(Dataset items)

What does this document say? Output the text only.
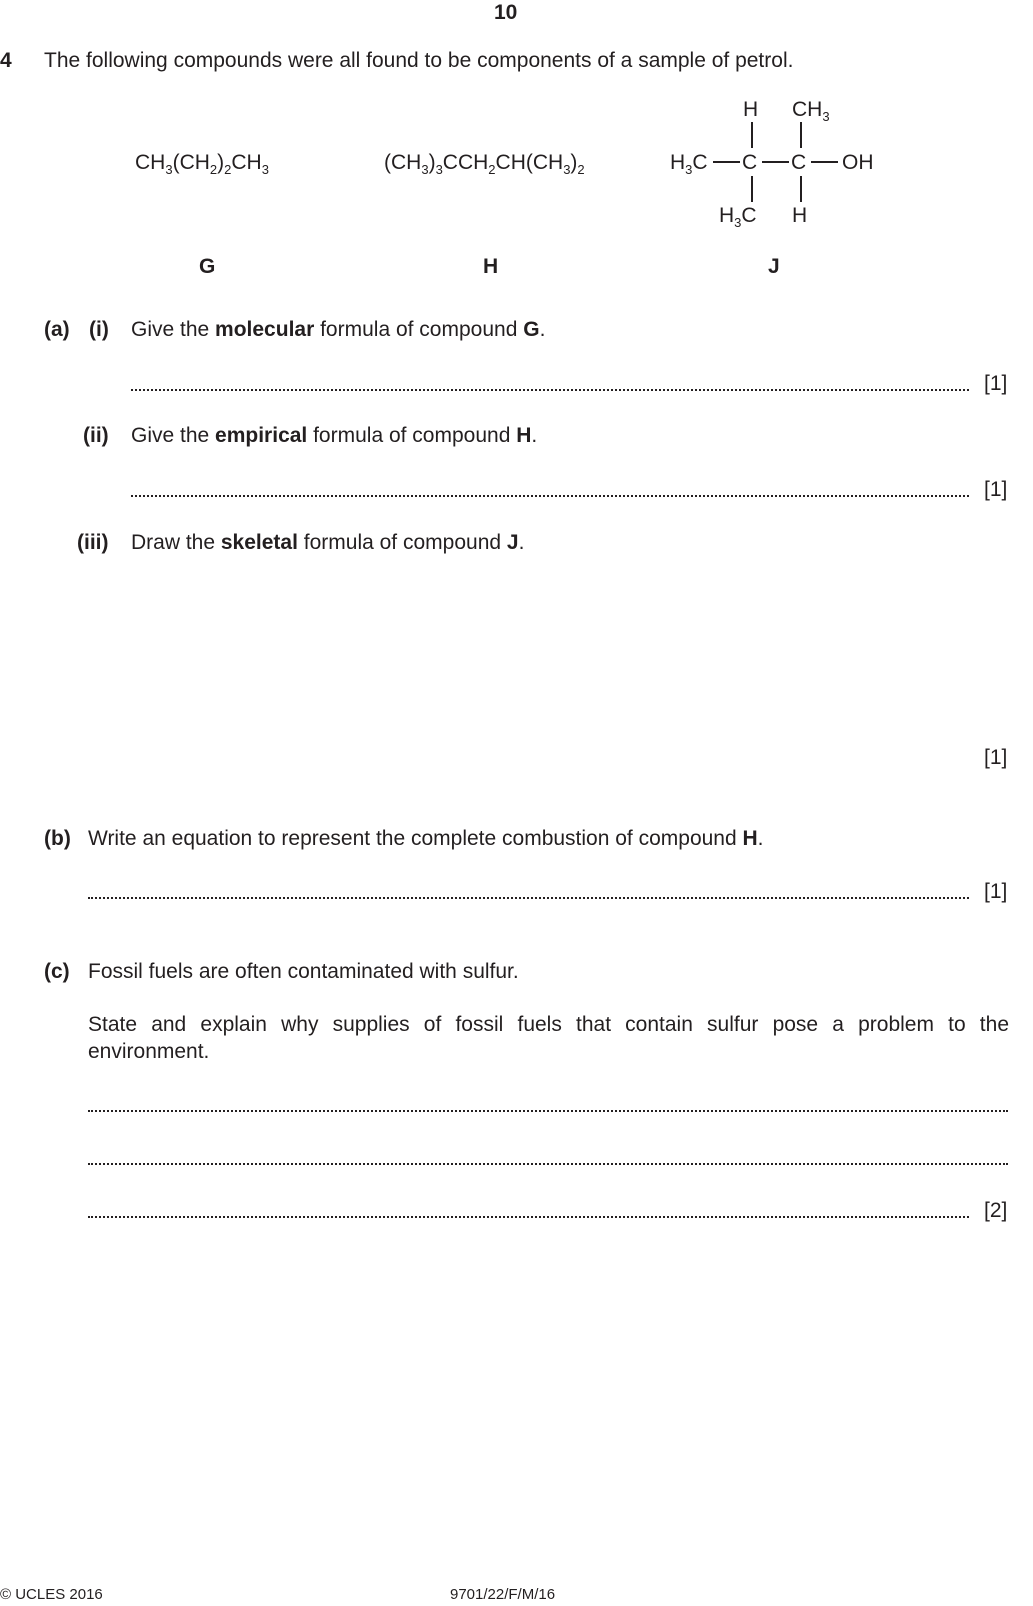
10
4 The following compounds were all found to be components of a sample of petrol.
$CH_3(CH_2)_2CH_3$
G
$(CH_3)_3CCH_2CH(CH_3)_2$
H
H $CH_3$
$H_3C$ C C OH
$H_3C$ H
J
(a) (i) Give the molecular formula of compound G.
[1]
(ii) Give the empirical formula of compound H.
[1]
(iii) Draw the skeletal formula of compound J.
[1]
(b) Write an equation to represent the complete combustion of compound H.
[1]
(c) Fossil fuels are often contaminated with sulfur.
State and explain why supplies of fossil fuels that contain sulfur pose a problem to the
environment.
[2]
© UCLES 2016	9701/22/F/M/16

■ WHAT YOU WILL DO ■
Images do not belong in the copy; reproduce all other parts of the records above verbatim.

■ RESPONSE TO THIS TASK ■
What does this document say? Output the text only.
10
4 The following compounds were all found to be components of a sample of petrol.
$CH_3(CH_2)_2CH_3$
G
$(CH_3)_3CCH_2CH(CH_3)_2$
H
H $CH_3$
$H_3C$ C C OH
$H_3C$ H
J
(a) (i) Give the molecular formula of compound G.
[1]
(ii) Give the empirical formula of compound H.
[1]
(iii) Draw the skeletal formula of compound J.
[1]
(b) Write an equation to represent the complete combustion of compound H.
[1]
(c) Fossil fuels are often contaminated with sulfur.
State and explain why supplies of fossil fuels that contain sulfur pose a problem to the
environment.
[2]
© UCLES 2016	9701/22/F/M/16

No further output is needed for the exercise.